Stored data:
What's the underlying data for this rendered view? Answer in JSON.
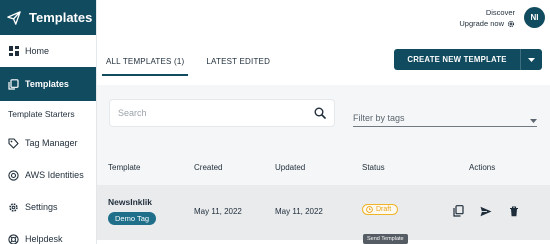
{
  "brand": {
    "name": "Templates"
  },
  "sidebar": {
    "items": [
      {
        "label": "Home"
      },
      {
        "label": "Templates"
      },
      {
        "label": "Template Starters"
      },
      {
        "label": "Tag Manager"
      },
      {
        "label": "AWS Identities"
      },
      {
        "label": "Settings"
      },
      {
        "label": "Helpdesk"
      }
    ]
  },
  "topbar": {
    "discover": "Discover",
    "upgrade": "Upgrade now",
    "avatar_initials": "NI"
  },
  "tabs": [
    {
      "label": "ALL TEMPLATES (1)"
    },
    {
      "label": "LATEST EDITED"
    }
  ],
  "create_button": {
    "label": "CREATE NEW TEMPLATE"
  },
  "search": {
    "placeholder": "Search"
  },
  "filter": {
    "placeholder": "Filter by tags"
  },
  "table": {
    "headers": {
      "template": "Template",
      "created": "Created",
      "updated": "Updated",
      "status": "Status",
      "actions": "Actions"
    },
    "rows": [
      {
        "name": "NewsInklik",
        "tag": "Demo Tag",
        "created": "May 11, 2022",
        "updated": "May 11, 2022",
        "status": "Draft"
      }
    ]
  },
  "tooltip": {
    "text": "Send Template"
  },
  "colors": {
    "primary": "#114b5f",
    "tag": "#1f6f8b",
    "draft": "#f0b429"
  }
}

* * *

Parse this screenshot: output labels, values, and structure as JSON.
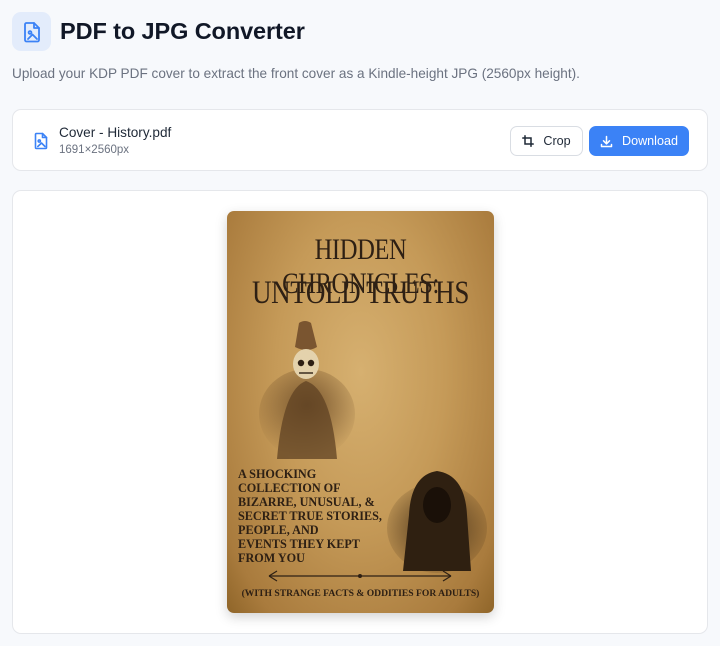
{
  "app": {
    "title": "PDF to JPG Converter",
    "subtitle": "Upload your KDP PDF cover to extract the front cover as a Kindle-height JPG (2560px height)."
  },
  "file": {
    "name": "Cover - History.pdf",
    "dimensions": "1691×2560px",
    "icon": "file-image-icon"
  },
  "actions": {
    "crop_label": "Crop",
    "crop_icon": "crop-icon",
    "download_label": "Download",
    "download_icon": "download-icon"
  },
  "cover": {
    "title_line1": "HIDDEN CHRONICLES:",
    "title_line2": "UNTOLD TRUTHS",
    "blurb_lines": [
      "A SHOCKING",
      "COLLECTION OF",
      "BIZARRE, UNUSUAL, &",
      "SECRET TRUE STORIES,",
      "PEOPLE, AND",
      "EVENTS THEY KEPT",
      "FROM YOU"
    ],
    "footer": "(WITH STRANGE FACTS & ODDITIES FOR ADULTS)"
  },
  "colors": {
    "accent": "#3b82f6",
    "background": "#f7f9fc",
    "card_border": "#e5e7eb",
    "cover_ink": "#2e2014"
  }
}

* _Aim of the exercise_
Select and copy every line of the listing with the word "name".

* _Reply to the exercise_
    "name": "Templates"
        "name": "NewsInklik",
    "name": "Cover - History.pdf",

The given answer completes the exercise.